» **Task to complete**: Transcribe every entry below word for word, but skip the pictures.

─── Data records

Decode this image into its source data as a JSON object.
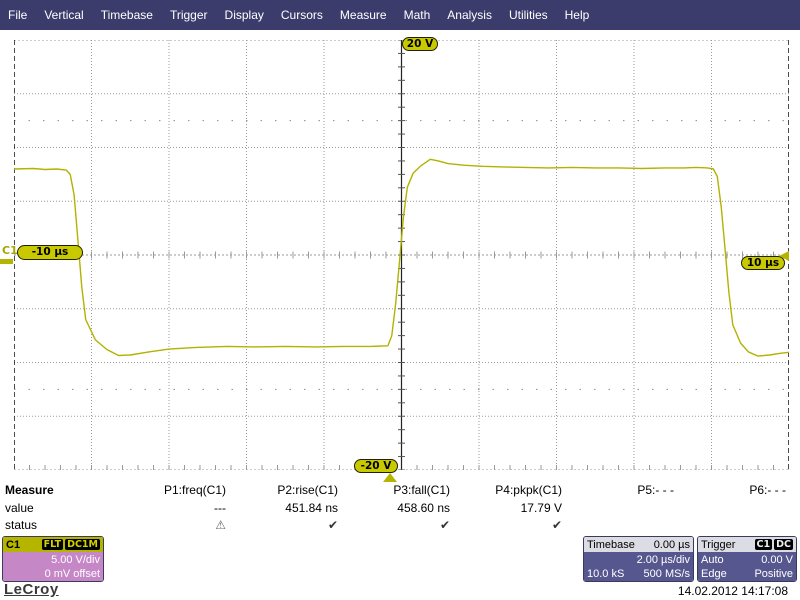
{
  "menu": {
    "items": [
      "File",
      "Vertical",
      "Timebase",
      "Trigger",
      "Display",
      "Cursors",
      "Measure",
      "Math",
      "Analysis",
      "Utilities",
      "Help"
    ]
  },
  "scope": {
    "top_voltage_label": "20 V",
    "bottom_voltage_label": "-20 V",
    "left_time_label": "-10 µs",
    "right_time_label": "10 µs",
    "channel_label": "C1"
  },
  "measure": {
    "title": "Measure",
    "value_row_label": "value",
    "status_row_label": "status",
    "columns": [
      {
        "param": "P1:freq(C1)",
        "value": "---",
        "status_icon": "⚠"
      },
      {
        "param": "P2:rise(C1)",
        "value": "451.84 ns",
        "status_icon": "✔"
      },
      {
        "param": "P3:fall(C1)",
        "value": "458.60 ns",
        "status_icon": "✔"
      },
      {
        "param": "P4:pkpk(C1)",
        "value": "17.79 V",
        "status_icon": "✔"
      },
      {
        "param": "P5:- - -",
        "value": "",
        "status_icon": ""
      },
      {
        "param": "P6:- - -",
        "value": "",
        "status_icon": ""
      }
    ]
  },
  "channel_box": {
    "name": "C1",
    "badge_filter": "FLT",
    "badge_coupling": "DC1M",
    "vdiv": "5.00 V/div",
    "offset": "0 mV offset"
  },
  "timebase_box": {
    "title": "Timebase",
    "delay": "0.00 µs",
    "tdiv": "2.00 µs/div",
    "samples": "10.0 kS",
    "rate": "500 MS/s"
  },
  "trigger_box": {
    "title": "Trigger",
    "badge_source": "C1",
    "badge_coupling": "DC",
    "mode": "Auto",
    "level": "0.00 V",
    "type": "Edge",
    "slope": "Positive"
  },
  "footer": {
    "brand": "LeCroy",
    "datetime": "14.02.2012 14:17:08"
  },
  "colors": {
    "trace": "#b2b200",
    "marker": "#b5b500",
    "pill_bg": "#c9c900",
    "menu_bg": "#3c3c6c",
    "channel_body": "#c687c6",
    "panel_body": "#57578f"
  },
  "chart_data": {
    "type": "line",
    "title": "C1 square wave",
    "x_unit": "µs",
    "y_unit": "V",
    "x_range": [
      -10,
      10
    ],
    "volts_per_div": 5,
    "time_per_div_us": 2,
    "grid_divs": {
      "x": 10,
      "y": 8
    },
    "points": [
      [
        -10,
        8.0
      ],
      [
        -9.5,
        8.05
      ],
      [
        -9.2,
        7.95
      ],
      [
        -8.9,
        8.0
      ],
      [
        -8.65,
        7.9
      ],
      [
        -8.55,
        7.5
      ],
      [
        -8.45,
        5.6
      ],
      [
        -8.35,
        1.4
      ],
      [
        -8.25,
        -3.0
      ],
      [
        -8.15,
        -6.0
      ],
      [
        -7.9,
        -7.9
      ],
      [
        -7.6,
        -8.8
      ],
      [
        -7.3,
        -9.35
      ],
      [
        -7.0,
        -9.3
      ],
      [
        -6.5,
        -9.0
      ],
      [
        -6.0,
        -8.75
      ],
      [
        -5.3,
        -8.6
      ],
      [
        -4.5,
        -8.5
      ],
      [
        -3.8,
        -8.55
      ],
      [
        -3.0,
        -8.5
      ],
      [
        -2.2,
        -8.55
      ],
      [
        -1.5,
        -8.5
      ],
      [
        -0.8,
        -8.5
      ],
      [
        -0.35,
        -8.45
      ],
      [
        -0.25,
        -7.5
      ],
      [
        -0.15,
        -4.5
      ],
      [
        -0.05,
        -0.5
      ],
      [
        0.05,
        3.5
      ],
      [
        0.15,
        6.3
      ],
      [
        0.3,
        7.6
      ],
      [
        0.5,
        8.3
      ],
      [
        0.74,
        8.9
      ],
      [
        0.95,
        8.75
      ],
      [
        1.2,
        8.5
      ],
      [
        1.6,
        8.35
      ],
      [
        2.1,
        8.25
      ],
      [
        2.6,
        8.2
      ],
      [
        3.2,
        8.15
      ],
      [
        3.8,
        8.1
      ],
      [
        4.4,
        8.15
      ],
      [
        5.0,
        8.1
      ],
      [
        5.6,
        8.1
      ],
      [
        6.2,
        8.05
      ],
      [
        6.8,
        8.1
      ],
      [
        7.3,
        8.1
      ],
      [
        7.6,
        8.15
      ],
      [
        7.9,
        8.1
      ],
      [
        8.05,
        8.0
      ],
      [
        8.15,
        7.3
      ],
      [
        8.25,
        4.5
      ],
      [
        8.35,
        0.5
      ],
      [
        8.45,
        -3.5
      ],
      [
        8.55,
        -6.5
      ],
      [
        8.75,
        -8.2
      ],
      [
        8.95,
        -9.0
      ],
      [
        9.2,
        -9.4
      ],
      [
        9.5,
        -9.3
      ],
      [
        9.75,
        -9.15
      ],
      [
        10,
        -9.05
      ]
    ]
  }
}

──────

» **Correct output**:
Decode this image into its source data as a JSON object.
{
  "menu": {
    "items": [
      "File",
      "Vertical",
      "Timebase",
      "Trigger",
      "Display",
      "Cursors",
      "Measure",
      "Math",
      "Analysis",
      "Utilities",
      "Help"
    ]
  },
  "scope": {
    "top_voltage_label": "20 V",
    "bottom_voltage_label": "-20 V",
    "left_time_label": "-10 µs",
    "right_time_label": "10 µs",
    "channel_label": "C1"
  },
  "measure": {
    "title": "Measure",
    "value_row_label": "value",
    "status_row_label": "status",
    "columns": [
      {
        "param": "P1:freq(C1)",
        "value": "---",
        "status_icon": "⚠"
      },
      {
        "param": "P2:rise(C1)",
        "value": "451.84 ns",
        "status_icon": "✔"
      },
      {
        "param": "P3:fall(C1)",
        "value": "458.60 ns",
        "status_icon": "✔"
      },
      {
        "param": "P4:pkpk(C1)",
        "value": "17.79 V",
        "status_icon": "✔"
      },
      {
        "param": "P5:- - -",
        "value": "",
        "status_icon": ""
      },
      {
        "param": "P6:- - -",
        "value": "",
        "status_icon": ""
      }
    ]
  },
  "channel_box": {
    "name": "C1",
    "badge_filter": "FLT",
    "badge_coupling": "DC1M",
    "vdiv": "5.00 V/div",
    "offset": "0 mV offset"
  },
  "timebase_box": {
    "title": "Timebase",
    "delay": "0.00 µs",
    "tdiv": "2.00 µs/div",
    "samples": "10.0 kS",
    "rate": "500 MS/s"
  },
  "trigger_box": {
    "title": "Trigger",
    "badge_source": "C1",
    "badge_coupling": "DC",
    "mode": "Auto",
    "level": "0.00 V",
    "type": "Edge",
    "slope": "Positive"
  },
  "footer": {
    "brand": "LeCroy",
    "datetime": "14.02.2012 14:17:08"
  },
  "colors": {
    "trace": "#b2b200",
    "marker": "#b5b500",
    "pill_bg": "#c9c900",
    "menu_bg": "#3c3c6c",
    "channel_body": "#c687c6",
    "panel_body": "#57578f"
  },
  "chart_data": {
    "type": "line",
    "title": "C1 square wave",
    "x_unit": "µs",
    "y_unit": "V",
    "x_range": [
      -10,
      10
    ],
    "volts_per_div": 5,
    "time_per_div_us": 2,
    "grid_divs": {
      "x": 10,
      "y": 8
    },
    "points": [
      [
        -10,
        8.0
      ],
      [
        -9.5,
        8.05
      ],
      [
        -9.2,
        7.95
      ],
      [
        -8.9,
        8.0
      ],
      [
        -8.65,
        7.9
      ],
      [
        -8.55,
        7.5
      ],
      [
        -8.45,
        5.6
      ],
      [
        -8.35,
        1.4
      ],
      [
        -8.25,
        -3.0
      ],
      [
        -8.15,
        -6.0
      ],
      [
        -7.9,
        -7.9
      ],
      [
        -7.6,
        -8.8
      ],
      [
        -7.3,
        -9.35
      ],
      [
        -7.0,
        -9.3
      ],
      [
        -6.5,
        -9.0
      ],
      [
        -6.0,
        -8.75
      ],
      [
        -5.3,
        -8.6
      ],
      [
        -4.5,
        -8.5
      ],
      [
        -3.8,
        -8.55
      ],
      [
        -3.0,
        -8.5
      ],
      [
        -2.2,
        -8.55
      ],
      [
        -1.5,
        -8.5
      ],
      [
        -0.8,
        -8.5
      ],
      [
        -0.35,
        -8.45
      ],
      [
        -0.25,
        -7.5
      ],
      [
        -0.15,
        -4.5
      ],
      [
        -0.05,
        -0.5
      ],
      [
        0.05,
        3.5
      ],
      [
        0.15,
        6.3
      ],
      [
        0.3,
        7.6
      ],
      [
        0.5,
        8.3
      ],
      [
        0.74,
        8.9
      ],
      [
        0.95,
        8.75
      ],
      [
        1.2,
        8.5
      ],
      [
        1.6,
        8.35
      ],
      [
        2.1,
        8.25
      ],
      [
        2.6,
        8.2
      ],
      [
        3.2,
        8.15
      ],
      [
        3.8,
        8.1
      ],
      [
        4.4,
        8.15
      ],
      [
        5.0,
        8.1
      ],
      [
        5.6,
        8.1
      ],
      [
        6.2,
        8.05
      ],
      [
        6.8,
        8.1
      ],
      [
        7.3,
        8.1
      ],
      [
        7.6,
        8.15
      ],
      [
        7.9,
        8.1
      ],
      [
        8.05,
        8.0
      ],
      [
        8.15,
        7.3
      ],
      [
        8.25,
        4.5
      ],
      [
        8.35,
        0.5
      ],
      [
        8.45,
        -3.5
      ],
      [
        8.55,
        -6.5
      ],
      [
        8.75,
        -8.2
      ],
      [
        8.95,
        -9.0
      ],
      [
        9.2,
        -9.4
      ],
      [
        9.5,
        -9.3
      ],
      [
        9.75,
        -9.15
      ],
      [
        10,
        -9.05
      ]
    ]
  }
}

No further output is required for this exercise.